(Data listing)
----------

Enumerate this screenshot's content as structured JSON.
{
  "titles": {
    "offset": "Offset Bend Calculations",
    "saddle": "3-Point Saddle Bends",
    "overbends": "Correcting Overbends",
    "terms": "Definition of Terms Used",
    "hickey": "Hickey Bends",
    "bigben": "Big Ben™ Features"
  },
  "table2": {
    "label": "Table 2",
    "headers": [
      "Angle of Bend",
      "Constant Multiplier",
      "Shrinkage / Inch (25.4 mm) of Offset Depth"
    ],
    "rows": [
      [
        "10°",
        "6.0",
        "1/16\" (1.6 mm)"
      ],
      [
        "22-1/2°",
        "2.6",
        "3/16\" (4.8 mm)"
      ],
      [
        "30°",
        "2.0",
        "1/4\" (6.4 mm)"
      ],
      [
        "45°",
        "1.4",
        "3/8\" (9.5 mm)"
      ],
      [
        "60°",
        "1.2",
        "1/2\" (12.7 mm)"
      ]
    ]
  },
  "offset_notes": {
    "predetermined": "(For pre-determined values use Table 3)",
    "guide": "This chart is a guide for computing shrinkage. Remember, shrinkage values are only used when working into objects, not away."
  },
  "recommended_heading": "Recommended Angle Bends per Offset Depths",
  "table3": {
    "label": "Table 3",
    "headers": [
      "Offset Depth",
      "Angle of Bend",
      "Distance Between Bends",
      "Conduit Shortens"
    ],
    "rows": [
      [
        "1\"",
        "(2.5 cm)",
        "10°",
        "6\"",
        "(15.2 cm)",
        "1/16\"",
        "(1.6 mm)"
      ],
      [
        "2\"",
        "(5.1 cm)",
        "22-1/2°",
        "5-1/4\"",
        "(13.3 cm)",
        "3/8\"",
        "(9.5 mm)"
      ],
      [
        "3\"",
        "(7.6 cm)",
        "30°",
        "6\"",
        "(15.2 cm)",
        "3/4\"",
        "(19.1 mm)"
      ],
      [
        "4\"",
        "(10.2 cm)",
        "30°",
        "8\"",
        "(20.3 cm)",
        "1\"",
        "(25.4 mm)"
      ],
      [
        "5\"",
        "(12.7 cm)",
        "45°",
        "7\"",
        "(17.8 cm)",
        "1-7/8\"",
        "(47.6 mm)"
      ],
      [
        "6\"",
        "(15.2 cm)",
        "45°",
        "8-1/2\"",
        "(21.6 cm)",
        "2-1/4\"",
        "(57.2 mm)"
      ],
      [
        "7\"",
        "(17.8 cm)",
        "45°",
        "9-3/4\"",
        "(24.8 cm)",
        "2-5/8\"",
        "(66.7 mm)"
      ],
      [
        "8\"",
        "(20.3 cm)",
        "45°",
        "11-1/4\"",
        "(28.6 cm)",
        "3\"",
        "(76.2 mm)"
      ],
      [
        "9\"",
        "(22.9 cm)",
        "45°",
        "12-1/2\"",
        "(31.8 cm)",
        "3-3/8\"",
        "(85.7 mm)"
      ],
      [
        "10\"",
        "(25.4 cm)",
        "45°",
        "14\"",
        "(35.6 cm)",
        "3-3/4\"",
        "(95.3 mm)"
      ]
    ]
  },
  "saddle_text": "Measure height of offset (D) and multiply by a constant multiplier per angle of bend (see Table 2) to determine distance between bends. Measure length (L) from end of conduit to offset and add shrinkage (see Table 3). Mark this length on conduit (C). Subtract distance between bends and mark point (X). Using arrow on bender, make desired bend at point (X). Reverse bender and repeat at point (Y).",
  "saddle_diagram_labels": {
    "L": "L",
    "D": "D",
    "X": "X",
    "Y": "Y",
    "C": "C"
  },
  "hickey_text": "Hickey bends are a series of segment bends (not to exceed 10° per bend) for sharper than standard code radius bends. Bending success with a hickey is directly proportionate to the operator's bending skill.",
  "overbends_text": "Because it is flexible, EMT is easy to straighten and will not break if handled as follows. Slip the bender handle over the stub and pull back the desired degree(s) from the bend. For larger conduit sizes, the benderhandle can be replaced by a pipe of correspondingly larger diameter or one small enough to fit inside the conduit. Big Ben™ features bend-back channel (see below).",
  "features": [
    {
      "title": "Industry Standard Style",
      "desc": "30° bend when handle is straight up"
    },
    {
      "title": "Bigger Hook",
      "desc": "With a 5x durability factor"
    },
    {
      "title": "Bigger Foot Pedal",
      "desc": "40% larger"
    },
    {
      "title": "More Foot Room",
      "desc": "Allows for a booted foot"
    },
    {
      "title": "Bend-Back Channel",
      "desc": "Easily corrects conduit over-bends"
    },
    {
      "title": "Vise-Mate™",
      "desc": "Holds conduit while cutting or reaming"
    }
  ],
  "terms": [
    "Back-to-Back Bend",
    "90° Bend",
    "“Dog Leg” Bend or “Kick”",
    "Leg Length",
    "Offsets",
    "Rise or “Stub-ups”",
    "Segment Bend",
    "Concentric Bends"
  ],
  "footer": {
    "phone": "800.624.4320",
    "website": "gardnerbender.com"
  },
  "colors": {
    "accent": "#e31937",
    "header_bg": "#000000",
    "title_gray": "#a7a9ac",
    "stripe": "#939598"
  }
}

----------

Where does the word "desc" appear in the listing? List each line that holds it.

■ Task answer ■
      "desc": "30° bend when handle is straight up"
      "desc": "With a 5x durability factor"
      "desc": "40% larger"
      "desc": "Allows for a booted foot"
      "desc": "Easily corrects conduit over-bends"
      "desc": "Holds conduit while cutting or reaming"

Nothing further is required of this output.